• _YOUR OBJECTIVE_: Each line of the listing that contains the word "page" is to be copied.

• _DATA LISTING_:
● ● ●
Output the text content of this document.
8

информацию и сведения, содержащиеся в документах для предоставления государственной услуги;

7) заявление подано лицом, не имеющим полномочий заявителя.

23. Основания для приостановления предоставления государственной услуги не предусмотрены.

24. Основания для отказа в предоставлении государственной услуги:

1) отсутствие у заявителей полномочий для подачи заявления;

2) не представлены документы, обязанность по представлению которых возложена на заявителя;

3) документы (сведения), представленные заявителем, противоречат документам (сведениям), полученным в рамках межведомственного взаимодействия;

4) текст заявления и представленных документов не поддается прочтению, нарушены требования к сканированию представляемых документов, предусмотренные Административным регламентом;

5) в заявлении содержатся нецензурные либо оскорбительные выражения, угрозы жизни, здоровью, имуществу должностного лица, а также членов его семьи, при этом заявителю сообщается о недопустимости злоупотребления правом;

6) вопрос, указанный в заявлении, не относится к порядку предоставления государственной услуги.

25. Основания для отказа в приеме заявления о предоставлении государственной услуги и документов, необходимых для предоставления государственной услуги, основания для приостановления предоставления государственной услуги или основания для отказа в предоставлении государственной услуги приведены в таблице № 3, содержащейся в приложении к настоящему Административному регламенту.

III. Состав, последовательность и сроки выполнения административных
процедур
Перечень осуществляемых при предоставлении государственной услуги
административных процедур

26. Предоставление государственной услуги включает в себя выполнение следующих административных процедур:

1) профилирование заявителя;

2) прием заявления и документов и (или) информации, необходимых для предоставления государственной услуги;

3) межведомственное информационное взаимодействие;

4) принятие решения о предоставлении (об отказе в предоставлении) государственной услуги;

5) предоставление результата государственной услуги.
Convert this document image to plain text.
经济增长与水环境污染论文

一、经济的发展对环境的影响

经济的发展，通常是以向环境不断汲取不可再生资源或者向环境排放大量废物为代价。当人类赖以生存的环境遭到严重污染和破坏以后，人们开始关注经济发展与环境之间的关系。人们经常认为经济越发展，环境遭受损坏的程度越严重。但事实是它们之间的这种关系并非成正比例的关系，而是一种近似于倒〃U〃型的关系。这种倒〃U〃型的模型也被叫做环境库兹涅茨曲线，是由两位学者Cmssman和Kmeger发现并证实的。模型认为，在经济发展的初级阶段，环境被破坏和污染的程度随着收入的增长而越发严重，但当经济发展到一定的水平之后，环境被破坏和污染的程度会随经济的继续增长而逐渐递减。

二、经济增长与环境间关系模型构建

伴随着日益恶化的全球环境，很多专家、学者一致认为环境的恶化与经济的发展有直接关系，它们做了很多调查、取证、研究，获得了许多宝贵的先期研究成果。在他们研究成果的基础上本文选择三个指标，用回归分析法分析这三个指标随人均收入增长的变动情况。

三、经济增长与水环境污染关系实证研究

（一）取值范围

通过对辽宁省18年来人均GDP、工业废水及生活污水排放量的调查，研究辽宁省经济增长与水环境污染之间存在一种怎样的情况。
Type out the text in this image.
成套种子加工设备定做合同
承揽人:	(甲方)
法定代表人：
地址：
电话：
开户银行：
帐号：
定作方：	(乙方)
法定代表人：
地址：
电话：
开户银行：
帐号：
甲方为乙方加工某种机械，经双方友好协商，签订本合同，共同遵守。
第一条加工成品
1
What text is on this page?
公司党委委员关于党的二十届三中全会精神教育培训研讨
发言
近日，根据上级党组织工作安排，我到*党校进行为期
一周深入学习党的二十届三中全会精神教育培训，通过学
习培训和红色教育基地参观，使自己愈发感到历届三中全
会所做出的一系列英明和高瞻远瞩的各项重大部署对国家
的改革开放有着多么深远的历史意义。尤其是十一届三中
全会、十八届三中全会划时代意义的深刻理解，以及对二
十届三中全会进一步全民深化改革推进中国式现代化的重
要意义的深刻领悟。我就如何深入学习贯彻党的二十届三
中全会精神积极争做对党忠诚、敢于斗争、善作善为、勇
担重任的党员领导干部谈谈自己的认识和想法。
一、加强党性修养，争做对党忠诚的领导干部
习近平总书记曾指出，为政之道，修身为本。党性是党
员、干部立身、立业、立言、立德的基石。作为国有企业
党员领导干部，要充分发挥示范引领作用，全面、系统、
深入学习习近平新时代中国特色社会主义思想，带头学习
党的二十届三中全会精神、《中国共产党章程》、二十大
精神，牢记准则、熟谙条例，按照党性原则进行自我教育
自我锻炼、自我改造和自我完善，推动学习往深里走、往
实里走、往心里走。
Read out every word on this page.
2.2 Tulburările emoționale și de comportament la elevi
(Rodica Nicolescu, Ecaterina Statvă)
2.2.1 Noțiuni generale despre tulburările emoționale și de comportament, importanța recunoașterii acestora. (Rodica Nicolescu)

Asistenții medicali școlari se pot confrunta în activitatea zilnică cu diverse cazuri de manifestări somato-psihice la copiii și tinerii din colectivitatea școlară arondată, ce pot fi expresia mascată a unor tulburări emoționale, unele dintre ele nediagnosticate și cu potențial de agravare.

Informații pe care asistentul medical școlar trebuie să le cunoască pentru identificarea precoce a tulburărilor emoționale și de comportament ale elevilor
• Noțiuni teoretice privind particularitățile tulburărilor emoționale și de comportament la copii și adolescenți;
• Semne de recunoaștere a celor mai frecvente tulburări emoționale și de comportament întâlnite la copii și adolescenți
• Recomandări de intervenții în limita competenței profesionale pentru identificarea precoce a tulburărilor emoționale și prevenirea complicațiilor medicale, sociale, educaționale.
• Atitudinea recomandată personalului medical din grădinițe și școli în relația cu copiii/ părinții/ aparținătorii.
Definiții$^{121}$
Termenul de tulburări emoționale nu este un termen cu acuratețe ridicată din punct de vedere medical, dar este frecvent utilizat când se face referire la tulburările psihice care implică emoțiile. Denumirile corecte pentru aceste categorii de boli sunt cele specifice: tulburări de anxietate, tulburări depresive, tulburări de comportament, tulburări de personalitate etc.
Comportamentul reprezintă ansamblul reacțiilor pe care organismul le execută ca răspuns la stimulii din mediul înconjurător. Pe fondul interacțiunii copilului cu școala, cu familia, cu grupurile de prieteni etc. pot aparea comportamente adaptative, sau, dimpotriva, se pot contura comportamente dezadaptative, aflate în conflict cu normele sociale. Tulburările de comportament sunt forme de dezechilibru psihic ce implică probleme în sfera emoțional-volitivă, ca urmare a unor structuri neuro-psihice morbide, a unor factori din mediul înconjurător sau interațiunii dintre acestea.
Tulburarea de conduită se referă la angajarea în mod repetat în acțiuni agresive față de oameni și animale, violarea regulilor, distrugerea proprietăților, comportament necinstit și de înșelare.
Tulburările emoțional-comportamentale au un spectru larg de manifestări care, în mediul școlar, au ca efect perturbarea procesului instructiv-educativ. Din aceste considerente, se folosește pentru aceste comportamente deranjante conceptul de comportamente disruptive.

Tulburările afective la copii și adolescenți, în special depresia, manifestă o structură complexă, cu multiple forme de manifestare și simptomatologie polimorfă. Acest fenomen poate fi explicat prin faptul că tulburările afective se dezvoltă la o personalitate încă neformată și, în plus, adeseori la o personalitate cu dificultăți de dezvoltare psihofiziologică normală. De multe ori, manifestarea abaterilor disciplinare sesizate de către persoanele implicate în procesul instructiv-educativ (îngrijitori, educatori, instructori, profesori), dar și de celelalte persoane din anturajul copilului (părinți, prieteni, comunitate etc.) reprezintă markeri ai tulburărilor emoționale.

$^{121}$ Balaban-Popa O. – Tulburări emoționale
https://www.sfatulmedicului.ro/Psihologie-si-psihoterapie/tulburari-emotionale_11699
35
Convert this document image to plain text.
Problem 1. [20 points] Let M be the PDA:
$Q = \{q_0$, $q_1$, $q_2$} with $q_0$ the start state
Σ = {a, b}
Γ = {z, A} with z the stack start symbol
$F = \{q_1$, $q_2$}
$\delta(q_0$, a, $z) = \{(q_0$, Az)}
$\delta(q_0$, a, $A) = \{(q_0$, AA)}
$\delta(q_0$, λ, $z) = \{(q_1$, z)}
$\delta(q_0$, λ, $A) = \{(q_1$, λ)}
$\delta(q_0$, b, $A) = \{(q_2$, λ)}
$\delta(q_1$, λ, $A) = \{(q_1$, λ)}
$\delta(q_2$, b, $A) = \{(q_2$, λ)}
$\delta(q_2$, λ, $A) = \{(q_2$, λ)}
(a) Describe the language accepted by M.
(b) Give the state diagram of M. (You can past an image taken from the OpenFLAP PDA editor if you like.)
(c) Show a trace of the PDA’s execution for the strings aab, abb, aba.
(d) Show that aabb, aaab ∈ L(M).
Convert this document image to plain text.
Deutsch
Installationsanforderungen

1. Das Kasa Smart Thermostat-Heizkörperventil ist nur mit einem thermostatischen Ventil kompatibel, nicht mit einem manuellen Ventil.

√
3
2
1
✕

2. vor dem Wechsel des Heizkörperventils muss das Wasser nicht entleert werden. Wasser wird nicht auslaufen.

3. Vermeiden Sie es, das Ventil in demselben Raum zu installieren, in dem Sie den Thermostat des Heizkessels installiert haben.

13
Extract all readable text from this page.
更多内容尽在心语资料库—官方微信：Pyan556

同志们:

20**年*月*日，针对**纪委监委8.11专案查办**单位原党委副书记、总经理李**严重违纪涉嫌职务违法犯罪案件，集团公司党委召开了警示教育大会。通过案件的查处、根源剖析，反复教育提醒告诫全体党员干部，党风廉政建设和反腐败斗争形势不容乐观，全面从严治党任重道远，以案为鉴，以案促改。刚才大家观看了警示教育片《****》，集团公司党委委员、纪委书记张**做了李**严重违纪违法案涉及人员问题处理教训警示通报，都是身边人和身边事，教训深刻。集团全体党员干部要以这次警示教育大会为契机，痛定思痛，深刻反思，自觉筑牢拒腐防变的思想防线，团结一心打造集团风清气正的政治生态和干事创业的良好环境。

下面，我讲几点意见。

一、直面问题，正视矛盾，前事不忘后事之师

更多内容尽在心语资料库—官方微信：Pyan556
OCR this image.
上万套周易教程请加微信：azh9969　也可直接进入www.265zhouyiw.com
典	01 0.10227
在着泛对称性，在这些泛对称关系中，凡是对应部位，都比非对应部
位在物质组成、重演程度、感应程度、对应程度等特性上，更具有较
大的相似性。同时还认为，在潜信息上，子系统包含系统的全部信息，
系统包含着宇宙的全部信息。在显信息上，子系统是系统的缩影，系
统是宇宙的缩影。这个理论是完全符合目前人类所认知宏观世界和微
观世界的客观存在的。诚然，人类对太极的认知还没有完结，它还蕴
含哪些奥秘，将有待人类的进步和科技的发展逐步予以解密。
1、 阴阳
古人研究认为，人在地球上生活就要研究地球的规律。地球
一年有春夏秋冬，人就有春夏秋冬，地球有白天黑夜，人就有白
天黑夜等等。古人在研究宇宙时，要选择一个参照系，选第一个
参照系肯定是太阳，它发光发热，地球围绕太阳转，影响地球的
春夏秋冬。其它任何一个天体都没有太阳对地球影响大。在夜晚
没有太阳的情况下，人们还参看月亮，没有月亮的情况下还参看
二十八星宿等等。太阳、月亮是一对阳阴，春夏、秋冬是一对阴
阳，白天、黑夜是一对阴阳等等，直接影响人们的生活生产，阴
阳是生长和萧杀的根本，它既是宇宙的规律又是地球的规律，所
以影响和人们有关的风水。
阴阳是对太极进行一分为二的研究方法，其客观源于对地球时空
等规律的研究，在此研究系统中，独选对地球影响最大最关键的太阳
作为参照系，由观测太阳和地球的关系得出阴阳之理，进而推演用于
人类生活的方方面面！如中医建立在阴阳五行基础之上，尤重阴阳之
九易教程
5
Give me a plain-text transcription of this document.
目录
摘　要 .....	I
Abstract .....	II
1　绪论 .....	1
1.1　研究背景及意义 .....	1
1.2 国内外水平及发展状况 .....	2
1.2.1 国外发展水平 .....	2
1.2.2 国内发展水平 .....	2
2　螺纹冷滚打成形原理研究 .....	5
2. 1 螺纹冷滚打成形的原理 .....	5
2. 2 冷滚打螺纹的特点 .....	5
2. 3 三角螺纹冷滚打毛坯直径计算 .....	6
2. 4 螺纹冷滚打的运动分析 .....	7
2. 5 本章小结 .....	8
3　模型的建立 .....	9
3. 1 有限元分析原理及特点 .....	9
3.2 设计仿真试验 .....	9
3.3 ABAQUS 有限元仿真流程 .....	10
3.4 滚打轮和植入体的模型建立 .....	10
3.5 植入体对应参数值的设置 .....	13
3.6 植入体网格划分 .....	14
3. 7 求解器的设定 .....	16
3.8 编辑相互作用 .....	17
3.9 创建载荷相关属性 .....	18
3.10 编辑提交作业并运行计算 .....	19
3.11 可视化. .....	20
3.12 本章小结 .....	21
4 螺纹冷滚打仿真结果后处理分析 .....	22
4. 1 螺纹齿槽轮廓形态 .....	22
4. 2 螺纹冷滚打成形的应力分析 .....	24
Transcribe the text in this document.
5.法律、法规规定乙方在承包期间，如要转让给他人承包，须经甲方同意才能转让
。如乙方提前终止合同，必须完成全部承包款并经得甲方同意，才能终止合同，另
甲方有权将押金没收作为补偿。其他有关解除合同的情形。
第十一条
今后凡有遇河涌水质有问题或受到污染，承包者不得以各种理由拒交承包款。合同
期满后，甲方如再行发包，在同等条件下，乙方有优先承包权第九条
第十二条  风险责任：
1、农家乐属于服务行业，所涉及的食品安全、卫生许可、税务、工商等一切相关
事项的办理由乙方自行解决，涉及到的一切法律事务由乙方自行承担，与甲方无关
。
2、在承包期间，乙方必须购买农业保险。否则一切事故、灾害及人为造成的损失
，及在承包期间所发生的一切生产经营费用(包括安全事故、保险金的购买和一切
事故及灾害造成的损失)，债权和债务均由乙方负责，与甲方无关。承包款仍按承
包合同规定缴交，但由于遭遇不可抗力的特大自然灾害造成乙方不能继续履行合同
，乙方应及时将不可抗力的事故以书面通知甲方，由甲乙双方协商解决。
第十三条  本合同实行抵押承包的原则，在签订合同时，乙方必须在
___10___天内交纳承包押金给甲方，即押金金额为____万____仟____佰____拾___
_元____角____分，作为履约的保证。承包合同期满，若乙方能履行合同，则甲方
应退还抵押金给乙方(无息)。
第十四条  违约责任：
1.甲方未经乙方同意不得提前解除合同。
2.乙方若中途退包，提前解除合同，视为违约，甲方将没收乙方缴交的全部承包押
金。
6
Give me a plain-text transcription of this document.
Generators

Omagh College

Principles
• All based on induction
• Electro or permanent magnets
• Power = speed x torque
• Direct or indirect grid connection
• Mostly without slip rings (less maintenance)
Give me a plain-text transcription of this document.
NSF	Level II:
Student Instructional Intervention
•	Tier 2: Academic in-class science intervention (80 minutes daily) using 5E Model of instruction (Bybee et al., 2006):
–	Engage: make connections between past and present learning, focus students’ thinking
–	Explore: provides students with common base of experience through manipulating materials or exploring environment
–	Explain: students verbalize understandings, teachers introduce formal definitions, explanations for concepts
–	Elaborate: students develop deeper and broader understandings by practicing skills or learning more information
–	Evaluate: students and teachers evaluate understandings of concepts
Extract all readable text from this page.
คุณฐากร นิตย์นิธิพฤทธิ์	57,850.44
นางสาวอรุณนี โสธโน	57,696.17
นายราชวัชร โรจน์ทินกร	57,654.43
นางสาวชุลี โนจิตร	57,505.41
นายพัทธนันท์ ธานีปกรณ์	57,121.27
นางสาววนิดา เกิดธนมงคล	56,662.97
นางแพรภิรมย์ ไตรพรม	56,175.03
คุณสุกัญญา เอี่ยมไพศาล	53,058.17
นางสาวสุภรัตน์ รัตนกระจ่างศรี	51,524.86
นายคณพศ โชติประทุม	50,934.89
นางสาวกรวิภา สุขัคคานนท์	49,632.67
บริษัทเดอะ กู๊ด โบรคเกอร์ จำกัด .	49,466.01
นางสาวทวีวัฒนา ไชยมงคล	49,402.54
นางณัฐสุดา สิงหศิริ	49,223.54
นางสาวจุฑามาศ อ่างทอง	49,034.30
● ● ●
• _WRITTEN ANSWER_:
What text is on this page?
Read out every word on this page.
Extract all readable text from this page.
Extract all readable text from this page.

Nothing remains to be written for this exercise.